MATERIAL FOR THIS TASK:
------------------------

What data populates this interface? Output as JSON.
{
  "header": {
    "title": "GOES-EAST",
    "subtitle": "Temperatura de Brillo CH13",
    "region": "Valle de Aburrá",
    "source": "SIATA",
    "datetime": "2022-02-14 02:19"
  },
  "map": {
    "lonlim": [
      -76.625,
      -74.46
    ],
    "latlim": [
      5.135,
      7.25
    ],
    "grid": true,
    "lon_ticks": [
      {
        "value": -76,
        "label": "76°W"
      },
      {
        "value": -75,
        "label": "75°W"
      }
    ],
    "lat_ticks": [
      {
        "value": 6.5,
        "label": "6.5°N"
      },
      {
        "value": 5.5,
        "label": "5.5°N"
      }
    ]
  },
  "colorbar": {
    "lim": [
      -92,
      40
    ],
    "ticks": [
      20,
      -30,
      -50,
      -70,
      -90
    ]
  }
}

------------------------

GOAL:
Set down all of the records shown above once more, exactly.

SOLUTION TO THIS TASK:
What data populates this interface? Output as JSON.
{
  "header": {
    "title": "GOES-EAST",
    "subtitle": "Temperatura de Brillo CH13",
    "region": "Valle de Aburrá",
    "source": "SIATA",
    "datetime": "2022-02-14 02:19"
  },
  "map": {
    "lonlim": [
      -76.625,
      -74.46
    ],
    "latlim": [
      5.135,
      7.25
    ],
    "grid": true,
    "lon_ticks": [
      {
        "value": -76,
        "label": "76°W"
      },
      {
        "value": -75,
        "label": "75°W"
      }
    ],
    "lat_ticks": [
      {
        "value": 6.5,
        "label": "6.5°N"
      },
      {
        "value": 5.5,
        "label": "5.5°N"
      }
    ]
  },
  "colorbar": {
    "lim": [
      -92,
      40
    ],
    "ticks": [
      20,
      -30,
      -50,
      -70,
      -90
    ]
  }
}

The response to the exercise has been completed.